STATED GOAL:
Count how many lines in the material below hold the word "Window"; the reply is that number alone.

INFORMATION SHOWN:
= = = = = = =

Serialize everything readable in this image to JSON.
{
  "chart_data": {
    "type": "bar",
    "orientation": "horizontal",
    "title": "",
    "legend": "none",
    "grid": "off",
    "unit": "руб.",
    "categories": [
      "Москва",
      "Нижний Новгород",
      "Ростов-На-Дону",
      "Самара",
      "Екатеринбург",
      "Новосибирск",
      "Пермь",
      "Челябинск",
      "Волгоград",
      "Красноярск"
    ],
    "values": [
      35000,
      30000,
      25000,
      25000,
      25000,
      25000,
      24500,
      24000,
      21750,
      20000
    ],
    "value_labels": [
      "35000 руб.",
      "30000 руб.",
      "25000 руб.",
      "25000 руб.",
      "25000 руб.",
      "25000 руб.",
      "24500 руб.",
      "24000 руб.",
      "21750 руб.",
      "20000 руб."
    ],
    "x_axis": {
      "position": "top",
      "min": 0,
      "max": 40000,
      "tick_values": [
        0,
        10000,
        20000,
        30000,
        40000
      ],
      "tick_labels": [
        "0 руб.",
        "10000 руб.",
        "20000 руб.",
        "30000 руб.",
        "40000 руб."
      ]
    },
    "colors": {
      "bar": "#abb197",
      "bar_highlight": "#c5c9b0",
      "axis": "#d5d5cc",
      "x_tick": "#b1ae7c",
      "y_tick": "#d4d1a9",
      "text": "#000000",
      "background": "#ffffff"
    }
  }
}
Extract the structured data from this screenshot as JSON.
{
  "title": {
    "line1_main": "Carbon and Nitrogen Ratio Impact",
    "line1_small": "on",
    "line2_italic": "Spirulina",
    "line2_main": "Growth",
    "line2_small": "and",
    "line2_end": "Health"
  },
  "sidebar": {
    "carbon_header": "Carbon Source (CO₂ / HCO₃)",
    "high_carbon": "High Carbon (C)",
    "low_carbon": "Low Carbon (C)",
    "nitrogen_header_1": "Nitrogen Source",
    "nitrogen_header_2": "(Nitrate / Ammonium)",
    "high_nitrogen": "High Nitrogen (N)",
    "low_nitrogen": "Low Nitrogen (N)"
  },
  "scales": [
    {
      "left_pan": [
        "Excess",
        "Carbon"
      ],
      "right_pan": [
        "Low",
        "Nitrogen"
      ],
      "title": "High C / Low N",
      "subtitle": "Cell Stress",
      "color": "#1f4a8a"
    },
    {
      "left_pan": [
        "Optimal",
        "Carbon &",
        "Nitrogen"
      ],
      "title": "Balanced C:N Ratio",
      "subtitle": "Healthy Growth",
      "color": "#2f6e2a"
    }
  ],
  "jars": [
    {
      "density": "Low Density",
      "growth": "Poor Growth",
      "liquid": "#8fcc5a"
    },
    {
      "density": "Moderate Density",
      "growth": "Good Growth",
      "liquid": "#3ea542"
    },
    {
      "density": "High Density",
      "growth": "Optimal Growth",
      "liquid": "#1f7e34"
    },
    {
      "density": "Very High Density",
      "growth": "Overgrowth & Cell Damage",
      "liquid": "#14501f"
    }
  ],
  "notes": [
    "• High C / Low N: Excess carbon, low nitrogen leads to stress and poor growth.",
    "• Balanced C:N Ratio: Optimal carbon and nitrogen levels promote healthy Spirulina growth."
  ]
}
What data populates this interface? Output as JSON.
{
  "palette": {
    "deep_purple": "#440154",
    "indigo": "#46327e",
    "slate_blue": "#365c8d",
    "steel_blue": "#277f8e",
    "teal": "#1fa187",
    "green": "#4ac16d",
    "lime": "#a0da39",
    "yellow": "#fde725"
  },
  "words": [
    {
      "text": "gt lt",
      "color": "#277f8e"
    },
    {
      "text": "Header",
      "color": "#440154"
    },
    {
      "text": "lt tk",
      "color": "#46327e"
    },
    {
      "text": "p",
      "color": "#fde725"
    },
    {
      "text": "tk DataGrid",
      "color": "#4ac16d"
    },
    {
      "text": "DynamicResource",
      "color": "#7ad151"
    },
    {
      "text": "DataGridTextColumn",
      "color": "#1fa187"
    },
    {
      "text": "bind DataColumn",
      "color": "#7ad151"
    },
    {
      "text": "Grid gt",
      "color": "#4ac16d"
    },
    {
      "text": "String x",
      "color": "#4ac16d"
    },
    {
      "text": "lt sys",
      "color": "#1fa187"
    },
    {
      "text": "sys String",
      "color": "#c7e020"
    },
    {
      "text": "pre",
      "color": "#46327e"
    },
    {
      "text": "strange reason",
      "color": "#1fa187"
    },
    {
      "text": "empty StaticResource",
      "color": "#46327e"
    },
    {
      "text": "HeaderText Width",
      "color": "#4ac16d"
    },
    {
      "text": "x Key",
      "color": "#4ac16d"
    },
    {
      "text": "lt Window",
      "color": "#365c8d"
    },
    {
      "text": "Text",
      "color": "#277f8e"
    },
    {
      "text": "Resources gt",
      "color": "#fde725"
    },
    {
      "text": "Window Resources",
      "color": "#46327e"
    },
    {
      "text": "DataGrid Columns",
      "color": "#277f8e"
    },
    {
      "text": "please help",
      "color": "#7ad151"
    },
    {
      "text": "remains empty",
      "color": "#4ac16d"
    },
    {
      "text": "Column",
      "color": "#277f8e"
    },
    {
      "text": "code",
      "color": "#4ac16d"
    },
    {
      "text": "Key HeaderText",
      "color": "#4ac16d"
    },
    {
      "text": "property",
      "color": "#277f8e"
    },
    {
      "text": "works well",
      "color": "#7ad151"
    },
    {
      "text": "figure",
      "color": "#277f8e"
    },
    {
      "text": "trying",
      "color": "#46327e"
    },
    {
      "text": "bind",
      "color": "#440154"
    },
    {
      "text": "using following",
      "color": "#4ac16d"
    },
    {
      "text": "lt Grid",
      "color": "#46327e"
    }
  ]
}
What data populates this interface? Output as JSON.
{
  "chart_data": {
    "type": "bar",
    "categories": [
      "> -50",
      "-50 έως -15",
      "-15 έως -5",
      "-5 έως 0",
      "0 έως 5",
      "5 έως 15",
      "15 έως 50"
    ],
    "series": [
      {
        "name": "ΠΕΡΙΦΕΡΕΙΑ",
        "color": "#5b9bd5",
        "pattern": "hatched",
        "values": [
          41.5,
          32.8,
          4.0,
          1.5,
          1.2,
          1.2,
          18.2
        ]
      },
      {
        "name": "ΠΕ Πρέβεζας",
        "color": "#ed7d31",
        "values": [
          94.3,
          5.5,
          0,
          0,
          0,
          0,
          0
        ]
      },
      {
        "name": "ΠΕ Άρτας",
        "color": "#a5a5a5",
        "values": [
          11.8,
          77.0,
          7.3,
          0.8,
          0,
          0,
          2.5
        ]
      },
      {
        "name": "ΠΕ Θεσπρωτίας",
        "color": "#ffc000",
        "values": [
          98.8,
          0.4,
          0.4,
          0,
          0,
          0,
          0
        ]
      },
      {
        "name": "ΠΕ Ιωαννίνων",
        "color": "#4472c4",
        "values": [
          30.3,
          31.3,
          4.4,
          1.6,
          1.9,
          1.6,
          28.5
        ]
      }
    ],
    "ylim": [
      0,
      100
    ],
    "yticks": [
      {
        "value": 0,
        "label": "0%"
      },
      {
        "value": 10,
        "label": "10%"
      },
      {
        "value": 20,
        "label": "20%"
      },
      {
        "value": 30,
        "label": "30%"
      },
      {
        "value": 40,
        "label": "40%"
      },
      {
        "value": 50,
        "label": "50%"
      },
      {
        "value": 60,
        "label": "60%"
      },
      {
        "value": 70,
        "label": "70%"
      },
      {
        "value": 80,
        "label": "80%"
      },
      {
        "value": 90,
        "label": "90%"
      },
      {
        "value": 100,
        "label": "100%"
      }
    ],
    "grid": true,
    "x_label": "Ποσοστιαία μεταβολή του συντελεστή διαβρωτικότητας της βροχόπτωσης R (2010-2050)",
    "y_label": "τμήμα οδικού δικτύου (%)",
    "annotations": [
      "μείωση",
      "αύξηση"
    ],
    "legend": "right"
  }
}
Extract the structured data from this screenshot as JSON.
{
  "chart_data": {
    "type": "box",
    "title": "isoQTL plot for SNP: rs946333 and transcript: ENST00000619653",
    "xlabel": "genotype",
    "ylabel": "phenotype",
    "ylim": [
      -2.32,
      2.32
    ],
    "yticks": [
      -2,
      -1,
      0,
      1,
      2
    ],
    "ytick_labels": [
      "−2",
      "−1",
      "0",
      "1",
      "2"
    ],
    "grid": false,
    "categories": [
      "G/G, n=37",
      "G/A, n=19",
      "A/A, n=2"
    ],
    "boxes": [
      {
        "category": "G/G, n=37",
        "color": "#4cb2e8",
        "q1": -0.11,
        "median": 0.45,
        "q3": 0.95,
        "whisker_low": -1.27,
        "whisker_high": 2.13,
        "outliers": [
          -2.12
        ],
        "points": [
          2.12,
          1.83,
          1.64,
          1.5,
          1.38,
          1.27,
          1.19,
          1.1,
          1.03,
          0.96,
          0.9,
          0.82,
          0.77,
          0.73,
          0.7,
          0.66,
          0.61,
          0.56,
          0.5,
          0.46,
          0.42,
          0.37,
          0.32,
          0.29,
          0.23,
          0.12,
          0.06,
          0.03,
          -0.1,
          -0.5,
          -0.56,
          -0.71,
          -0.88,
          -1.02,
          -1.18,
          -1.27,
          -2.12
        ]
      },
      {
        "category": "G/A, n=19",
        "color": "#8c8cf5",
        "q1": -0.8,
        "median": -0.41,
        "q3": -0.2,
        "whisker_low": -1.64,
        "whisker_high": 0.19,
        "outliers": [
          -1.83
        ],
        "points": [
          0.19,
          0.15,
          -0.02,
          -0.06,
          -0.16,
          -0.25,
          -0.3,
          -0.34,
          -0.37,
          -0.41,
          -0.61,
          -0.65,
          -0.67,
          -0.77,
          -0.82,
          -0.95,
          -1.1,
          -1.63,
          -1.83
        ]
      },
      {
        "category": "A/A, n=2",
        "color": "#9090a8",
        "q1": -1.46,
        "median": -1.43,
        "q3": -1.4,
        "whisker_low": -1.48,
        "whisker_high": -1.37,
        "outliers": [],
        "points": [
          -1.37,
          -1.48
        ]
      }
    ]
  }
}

= = = = = = =

OUTPUT:
2